**Aim**
Gather up every line that includes the string "JSON".

── Records shown

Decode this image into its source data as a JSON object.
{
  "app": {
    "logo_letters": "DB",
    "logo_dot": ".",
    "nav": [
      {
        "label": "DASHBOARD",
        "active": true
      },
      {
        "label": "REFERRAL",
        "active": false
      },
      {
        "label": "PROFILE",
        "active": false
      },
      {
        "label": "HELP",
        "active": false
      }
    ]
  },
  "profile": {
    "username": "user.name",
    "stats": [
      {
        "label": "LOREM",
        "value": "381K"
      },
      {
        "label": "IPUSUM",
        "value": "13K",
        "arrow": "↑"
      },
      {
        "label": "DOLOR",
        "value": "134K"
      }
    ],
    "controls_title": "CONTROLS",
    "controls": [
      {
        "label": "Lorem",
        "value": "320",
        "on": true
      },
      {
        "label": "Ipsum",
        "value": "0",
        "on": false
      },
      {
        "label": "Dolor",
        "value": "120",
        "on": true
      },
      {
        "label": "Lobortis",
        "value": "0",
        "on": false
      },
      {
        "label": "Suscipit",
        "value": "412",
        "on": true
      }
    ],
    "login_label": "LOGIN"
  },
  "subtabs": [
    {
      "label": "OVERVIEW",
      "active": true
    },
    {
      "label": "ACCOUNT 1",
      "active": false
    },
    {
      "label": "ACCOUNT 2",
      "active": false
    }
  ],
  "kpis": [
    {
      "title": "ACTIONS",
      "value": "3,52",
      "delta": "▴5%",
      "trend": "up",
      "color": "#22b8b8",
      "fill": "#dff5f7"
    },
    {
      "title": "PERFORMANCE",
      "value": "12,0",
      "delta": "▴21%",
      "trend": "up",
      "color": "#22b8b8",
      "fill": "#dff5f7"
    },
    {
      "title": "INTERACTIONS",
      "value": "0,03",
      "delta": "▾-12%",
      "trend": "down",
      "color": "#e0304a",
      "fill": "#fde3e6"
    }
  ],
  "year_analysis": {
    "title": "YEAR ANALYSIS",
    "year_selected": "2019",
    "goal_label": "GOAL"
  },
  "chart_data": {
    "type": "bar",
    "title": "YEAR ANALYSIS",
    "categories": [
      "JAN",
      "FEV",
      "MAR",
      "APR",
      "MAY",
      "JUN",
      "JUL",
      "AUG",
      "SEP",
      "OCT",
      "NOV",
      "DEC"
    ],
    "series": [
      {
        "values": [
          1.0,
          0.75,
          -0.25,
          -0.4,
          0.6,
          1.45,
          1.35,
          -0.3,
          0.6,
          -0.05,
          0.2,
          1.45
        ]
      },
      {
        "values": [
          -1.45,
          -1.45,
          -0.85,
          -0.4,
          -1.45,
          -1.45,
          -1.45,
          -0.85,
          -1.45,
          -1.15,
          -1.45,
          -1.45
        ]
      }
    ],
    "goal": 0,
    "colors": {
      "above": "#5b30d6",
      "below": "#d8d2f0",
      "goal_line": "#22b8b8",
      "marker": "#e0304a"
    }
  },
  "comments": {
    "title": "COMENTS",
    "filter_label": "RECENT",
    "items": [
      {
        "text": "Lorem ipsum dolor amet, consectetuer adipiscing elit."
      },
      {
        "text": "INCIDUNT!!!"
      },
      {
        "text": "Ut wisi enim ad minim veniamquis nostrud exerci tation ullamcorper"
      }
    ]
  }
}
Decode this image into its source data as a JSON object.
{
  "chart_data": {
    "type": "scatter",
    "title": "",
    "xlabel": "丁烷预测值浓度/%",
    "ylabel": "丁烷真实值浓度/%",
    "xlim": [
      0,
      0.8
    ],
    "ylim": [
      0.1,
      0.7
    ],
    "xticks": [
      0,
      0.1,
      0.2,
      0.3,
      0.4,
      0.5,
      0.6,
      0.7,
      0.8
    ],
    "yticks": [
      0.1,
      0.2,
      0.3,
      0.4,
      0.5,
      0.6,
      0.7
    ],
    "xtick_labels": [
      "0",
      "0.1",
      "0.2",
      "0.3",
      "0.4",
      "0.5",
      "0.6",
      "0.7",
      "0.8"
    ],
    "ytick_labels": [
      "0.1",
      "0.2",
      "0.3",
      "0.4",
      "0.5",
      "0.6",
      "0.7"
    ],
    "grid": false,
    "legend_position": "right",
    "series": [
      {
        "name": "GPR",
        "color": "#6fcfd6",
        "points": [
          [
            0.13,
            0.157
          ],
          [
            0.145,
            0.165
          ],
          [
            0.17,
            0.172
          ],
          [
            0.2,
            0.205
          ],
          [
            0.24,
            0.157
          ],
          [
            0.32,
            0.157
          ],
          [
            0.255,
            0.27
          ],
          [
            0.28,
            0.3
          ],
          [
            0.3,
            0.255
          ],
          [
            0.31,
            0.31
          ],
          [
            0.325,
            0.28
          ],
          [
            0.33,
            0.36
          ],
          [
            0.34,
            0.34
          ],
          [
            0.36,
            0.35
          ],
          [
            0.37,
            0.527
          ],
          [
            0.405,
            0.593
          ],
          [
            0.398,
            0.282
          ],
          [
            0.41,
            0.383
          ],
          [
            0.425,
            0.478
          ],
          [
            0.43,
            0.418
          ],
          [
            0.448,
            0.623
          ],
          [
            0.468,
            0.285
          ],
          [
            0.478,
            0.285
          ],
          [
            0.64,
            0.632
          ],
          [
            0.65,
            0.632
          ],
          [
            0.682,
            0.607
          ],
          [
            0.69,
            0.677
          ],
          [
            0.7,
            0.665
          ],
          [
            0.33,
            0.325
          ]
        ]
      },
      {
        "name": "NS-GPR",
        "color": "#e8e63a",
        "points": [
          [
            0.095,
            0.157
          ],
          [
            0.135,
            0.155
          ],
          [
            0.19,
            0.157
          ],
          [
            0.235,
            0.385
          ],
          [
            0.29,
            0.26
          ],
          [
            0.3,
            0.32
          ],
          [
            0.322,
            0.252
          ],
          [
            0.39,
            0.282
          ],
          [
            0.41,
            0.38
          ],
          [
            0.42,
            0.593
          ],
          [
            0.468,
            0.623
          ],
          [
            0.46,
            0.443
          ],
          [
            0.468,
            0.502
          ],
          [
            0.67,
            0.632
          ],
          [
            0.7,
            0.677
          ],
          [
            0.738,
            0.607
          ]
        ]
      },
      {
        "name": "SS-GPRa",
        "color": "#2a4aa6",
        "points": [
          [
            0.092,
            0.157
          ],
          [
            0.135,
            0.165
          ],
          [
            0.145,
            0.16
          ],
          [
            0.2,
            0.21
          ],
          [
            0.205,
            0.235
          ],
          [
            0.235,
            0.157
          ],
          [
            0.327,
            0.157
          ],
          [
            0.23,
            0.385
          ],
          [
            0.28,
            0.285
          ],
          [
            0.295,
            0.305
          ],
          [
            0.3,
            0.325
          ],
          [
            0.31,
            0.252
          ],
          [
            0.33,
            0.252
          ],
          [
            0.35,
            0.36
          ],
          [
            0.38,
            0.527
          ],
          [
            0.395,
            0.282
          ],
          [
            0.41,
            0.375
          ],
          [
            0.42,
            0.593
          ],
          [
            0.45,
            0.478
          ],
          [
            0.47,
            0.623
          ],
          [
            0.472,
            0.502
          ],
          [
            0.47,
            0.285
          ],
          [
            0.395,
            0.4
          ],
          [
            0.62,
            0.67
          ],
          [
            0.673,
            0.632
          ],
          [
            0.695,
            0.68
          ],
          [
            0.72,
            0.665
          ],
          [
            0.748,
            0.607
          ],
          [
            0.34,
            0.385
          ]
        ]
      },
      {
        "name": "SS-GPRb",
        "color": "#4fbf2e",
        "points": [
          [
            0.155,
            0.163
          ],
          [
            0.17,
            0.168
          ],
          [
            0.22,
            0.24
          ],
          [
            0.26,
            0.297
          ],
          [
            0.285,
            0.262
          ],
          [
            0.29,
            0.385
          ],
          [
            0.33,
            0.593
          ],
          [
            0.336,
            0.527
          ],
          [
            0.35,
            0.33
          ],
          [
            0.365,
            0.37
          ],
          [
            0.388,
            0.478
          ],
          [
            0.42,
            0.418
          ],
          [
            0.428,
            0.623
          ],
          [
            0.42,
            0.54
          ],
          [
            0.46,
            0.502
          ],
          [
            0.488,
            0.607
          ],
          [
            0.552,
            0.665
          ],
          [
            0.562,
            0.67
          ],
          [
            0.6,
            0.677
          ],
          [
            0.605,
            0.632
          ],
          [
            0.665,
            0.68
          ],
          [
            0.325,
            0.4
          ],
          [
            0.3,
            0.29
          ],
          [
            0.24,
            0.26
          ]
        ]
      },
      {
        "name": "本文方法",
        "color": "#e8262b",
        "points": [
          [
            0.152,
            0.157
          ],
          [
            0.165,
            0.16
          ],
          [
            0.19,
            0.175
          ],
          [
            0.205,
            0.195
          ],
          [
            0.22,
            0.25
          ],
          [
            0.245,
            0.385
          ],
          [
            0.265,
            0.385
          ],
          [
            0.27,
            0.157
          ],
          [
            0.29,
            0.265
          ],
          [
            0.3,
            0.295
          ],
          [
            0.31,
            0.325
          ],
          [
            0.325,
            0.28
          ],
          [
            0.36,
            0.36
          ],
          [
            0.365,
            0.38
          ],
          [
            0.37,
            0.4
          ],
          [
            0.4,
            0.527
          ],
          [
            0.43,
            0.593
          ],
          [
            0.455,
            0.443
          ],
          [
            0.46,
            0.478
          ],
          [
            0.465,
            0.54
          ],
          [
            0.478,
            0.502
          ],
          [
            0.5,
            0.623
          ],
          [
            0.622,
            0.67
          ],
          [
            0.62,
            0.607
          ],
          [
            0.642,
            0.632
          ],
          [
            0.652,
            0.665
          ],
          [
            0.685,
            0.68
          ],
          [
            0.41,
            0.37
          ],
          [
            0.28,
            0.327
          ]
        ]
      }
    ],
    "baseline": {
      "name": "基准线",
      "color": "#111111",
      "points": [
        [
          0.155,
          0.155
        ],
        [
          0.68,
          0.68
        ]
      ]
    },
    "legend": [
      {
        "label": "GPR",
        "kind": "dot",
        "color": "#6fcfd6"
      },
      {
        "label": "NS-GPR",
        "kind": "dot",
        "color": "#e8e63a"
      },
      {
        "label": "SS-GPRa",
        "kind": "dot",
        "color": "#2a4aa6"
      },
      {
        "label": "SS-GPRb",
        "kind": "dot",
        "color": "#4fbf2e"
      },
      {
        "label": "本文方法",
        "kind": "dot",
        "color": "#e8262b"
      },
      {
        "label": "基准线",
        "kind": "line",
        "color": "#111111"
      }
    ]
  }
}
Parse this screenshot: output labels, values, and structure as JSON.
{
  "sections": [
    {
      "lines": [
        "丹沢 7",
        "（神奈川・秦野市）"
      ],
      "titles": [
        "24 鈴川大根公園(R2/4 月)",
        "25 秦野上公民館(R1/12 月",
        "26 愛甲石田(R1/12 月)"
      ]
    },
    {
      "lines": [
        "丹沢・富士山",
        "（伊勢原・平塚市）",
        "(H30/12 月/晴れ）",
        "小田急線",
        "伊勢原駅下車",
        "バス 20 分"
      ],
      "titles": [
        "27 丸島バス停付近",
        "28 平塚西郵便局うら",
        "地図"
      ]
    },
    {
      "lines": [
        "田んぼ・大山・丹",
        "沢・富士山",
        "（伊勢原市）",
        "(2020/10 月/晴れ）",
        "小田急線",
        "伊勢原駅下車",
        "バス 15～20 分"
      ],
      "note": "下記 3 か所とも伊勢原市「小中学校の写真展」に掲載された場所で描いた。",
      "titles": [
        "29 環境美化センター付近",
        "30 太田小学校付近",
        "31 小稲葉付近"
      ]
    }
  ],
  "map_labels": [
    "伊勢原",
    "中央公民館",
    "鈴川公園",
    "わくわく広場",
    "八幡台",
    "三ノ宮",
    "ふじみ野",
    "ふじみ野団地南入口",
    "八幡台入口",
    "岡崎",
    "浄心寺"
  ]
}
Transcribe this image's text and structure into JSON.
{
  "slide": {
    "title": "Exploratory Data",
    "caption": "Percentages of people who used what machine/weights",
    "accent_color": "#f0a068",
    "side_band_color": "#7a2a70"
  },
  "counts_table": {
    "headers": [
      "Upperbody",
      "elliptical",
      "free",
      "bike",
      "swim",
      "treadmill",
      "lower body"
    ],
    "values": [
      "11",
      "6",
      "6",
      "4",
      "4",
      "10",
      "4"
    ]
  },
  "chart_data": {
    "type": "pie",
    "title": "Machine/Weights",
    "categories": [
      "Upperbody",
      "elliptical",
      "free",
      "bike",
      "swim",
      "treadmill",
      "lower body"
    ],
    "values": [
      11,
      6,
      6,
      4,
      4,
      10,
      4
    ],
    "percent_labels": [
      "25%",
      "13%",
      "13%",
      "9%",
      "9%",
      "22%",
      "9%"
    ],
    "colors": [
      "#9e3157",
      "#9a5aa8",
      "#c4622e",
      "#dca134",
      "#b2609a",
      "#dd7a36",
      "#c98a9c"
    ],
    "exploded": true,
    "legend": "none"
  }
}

────

**Finished task**
Decode this image into its source data as a JSON object.
Decode this image into its source data as a JSON object.
Parse this screenshot: output labels, values, and structure as JSON.
Transcribe this image's text and structure into JSON.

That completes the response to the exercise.